• Request:
Write out every entry exactly as it stands.
— BEGIN —
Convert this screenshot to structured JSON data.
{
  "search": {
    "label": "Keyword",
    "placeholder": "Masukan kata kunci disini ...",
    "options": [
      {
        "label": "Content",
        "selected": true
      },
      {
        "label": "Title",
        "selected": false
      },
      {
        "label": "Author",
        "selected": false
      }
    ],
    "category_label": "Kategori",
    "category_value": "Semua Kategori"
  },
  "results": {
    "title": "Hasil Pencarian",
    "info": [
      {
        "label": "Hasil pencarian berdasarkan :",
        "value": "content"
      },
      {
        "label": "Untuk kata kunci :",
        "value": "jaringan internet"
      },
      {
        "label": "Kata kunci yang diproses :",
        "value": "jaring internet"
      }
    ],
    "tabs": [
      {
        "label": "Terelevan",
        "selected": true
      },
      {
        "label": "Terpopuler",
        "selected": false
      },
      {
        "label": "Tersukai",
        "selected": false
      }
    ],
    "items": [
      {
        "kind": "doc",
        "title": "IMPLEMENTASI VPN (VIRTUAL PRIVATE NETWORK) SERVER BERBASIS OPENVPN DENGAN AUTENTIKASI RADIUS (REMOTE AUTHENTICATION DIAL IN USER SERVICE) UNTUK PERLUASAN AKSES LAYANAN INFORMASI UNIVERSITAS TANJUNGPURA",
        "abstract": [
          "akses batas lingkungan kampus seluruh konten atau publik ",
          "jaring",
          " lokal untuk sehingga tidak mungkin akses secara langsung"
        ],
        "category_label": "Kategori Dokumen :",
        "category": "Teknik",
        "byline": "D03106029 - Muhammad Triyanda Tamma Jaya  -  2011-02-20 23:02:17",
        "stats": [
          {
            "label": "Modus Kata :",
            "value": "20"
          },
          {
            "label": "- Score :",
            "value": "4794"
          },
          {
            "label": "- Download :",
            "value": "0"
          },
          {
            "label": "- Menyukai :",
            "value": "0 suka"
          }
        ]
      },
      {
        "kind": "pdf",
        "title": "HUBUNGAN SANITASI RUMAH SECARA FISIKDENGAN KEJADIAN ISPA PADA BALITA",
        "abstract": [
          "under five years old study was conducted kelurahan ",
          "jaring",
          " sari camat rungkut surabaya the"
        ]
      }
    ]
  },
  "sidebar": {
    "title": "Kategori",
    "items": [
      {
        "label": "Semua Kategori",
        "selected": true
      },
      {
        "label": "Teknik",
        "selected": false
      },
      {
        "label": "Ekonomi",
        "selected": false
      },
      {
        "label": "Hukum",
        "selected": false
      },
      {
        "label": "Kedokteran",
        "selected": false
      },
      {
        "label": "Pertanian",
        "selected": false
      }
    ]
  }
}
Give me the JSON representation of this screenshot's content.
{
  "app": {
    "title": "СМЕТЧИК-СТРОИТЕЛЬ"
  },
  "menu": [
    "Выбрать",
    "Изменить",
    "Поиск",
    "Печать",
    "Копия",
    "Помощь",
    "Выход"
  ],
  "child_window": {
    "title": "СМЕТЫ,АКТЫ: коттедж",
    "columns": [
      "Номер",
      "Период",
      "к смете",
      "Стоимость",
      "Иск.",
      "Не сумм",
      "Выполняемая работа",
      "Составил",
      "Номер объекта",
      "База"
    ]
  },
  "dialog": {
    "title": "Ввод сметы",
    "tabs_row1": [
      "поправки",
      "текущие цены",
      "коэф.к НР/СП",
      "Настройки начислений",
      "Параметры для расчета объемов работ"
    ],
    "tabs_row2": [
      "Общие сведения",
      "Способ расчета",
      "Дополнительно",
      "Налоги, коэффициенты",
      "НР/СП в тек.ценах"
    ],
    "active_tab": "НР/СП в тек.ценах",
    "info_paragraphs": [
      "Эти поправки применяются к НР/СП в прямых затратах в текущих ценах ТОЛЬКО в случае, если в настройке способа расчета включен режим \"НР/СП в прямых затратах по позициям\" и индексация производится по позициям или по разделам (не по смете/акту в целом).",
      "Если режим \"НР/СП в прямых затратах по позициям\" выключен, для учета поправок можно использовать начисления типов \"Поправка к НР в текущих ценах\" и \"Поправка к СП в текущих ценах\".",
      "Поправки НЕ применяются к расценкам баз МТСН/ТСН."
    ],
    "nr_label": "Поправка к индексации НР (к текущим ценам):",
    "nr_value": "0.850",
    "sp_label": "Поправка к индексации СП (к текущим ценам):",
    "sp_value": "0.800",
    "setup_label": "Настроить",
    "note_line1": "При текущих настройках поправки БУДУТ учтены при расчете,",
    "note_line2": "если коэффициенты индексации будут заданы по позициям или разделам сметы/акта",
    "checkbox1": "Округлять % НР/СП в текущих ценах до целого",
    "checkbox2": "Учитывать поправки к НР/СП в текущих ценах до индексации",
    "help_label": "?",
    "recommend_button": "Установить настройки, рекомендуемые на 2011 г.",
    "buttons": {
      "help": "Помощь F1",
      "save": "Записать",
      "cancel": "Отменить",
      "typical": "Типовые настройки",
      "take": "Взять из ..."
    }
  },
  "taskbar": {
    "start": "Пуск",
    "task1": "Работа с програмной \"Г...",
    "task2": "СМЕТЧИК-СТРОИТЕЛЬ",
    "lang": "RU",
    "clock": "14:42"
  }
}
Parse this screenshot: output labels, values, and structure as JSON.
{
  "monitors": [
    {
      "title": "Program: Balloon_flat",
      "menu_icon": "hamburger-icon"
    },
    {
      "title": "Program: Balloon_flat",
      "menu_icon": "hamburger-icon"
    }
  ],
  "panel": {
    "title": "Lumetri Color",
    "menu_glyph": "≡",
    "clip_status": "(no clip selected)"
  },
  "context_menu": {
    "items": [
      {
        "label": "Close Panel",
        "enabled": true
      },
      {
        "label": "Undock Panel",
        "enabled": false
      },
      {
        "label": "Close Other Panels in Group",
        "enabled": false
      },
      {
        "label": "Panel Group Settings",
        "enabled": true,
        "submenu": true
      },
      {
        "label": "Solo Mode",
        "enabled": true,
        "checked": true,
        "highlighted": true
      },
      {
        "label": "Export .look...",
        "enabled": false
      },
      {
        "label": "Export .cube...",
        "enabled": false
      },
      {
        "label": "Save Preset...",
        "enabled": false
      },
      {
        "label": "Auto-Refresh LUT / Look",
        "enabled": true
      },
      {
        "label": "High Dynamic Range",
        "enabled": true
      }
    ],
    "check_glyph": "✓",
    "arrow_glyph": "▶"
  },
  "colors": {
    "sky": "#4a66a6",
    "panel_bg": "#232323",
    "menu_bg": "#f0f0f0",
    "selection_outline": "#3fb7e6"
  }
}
— END —
• Task output:
Convert this screenshot to structured JSON data.
{
  "search": {
    "label": "Keyword",
    "placeholder": "Masukan kata kunci disini ...",
    "options": [
      {
        "label": "Content",
        "selected": true
      },
      {
        "label": "Title",
        "selected": false
      },
      {
        "label": "Author",
        "selected": false
      }
    ],
    "category_label": "Kategori",
    "category_value": "Semua Kategori"
  },
  "results": {
    "title": "Hasil Pencarian",
    "info": [
      {
        "label": "Hasil pencarian berdasarkan :",
        "value": "content"
      },
      {
        "label": "Untuk kata kunci :",
        "value": "jaringan internet"
      },
      {
        "label": "Kata kunci yang diproses :",
        "value": "jaring internet"
      }
    ],
    "tabs": [
      {
        "label": "Terelevan",
        "selected": true
      },
      {
        "label": "Terpopuler",
        "selected": false
      },
      {
        "label": "Tersukai",
        "selected": false
      }
    ],
    "items": [
      {
        "kind": "doc",
        "title": "IMPLEMENTASI VPN (VIRTUAL PRIVATE NETWORK) SERVER BERBASIS OPENVPN DENGAN AUTENTIKASI RADIUS (REMOTE AUTHENTICATION DIAL IN USER SERVICE) UNTUK PERLUASAN AKSES LAYANAN INFORMASI UNIVERSITAS TANJUNGPURA",
        "abstract": [
          "akses batas lingkungan kampus seluruh konten atau publik ",
          "jaring",
          " lokal untuk sehingga tidak mungkin akses secara langsung"
        ],
        "category_label": "Kategori Dokumen :",
        "category": "Teknik",
        "byline": "D03106029 - Muhammad Triyanda Tamma Jaya  -  2011-02-20 23:02:17",
        "stats": [
          {
            "label": "Modus Kata :",
            "value": "20"
          },
          {
            "label": "- Score :",
            "value": "4794"
          },
          {
            "label": "- Download :",
            "value": "0"
          },
          {
            "label": "- Menyukai :",
            "value": "0 suka"
          }
        ]
      },
      {
        "kind": "pdf",
        "title": "HUBUNGAN SANITASI RUMAH SECARA FISIKDENGAN KEJADIAN ISPA PADA BALITA",
        "abstract": [
          "under five years old study was conducted kelurahan ",
          "jaring",
          " sari camat rungkut surabaya the"
        ]
      }
    ]
  },
  "sidebar": {
    "title": "Kategori",
    "items": [
      {
        "label": "Semua Kategori",
        "selected": true
      },
      {
        "label": "Teknik",
        "selected": false
      },
      {
        "label": "Ekonomi",
        "selected": false
      },
      {
        "label": "Hukum",
        "selected": false
      },
      {
        "label": "Kedokteran",
        "selected": false
      },
      {
        "label": "Pertanian",
        "selected": false
      }
    ]
  }
}
Give me the JSON representation of this screenshot's content.
{
  "app": {
    "title": "СМЕТЧИК-СТРОИТЕЛЬ"
  },
  "menu": [
    "Выбрать",
    "Изменить",
    "Поиск",
    "Печать",
    "Копия",
    "Помощь",
    "Выход"
  ],
  "child_window": {
    "title": "СМЕТЫ,АКТЫ: коттедж",
    "columns": [
      "Номер",
      "Период",
      "к смете",
      "Стоимость",
      "Иск.",
      "Не сумм",
      "Выполняемая работа",
      "Составил",
      "Номер объекта",
      "База"
    ]
  },
  "dialog": {
    "title": "Ввод сметы",
    "tabs_row1": [
      "поправки",
      "текущие цены",
      "коэф.к НР/СП",
      "Настройки начислений",
      "Параметры для расчета объемов работ"
    ],
    "tabs_row2": [
      "Общие сведения",
      "Способ расчета",
      "Дополнительно",
      "Налоги, коэффициенты",
      "НР/СП в тек.ценах"
    ],
    "active_tab": "НР/СП в тек.ценах",
    "info_paragraphs": [
      "Эти поправки применяются к НР/СП в прямых затратах в текущих ценах ТОЛЬКО в случае, если в настройке способа расчета включен режим \"НР/СП в прямых затратах по позициям\" и индексация производится по позициям или по разделам (не по смете/акту в целом).",
      "Если режим \"НР/СП в прямых затратах по позициям\" выключен, для учета поправок можно использовать начисления типов \"Поправка к НР в текущих ценах\" и \"Поправка к СП в текущих ценах\".",
      "Поправки НЕ применяются к расценкам баз МТСН/ТСН."
    ],
    "nr_label": "Поправка к индексации НР (к текущим ценам):",
    "nr_value": "0.850",
    "sp_label": "Поправка к индексации СП (к текущим ценам):",
    "sp_value": "0.800",
    "setup_label": "Настроить",
    "note_line1": "При текущих настройках поправки БУДУТ учтены при расчете,",
    "note_line2": "если коэффициенты индексации будут заданы по позициям или разделам сметы/акта",
    "checkbox1": "Округлять % НР/СП в текущих ценах до целого",
    "checkbox2": "Учитывать поправки к НР/СП в текущих ценах до индексации",
    "help_label": "?",
    "recommend_button": "Установить настройки, рекомендуемые на 2011 г.",
    "buttons": {
      "help": "Помощь F1",
      "save": "Записать",
      "cancel": "Отменить",
      "typical": "Типовые настройки",
      "take": "Взять из ..."
    }
  },
  "taskbar": {
    "start": "Пуск",
    "task1": "Работа с програмной \"Г...",
    "task2": "СМЕТЧИК-СТРОИТЕЛЬ",
    "lang": "RU",
    "clock": "14:42"
  }
}
Parse this screenshot: output labels, values, and structure as JSON.
{
  "monitors": [
    {
      "title": "Program: Balloon_flat",
      "menu_icon": "hamburger-icon"
    },
    {
      "title": "Program: Balloon_flat",
      "menu_icon": "hamburger-icon"
    }
  ],
  "panel": {
    "title": "Lumetri Color",
    "menu_glyph": "≡",
    "clip_status": "(no clip selected)"
  },
  "context_menu": {
    "items": [
      {
        "label": "Close Panel",
        "enabled": true
      },
      {
        "label": "Undock Panel",
        "enabled": false
      },
      {
        "label": "Close Other Panels in Group",
        "enabled": false
      },
      {
        "label": "Panel Group Settings",
        "enabled": true,
        "submenu": true
      },
      {
        "label": "Solo Mode",
        "enabled": true,
        "checked": true,
        "highlighted": true
      },
      {
        "label": "Export .look...",
        "enabled": false
      },
      {
        "label": "Export .cube...",
        "enabled": false
      },
      {
        "label": "Save Preset...",
        "enabled": false
      },
      {
        "label": "Auto-Refresh LUT / Look",
        "enabled": true
      },
      {
        "label": "High Dynamic Range",
        "enabled": true
      }
    ],
    "check_glyph": "✓",
    "arrow_glyph": "▶"
  },
  "colors": {
    "sky": "#4a66a6",
    "panel_bg": "#232323",
    "menu_bg": "#f0f0f0",
    "selection_outline": "#3fb7e6"
  }
}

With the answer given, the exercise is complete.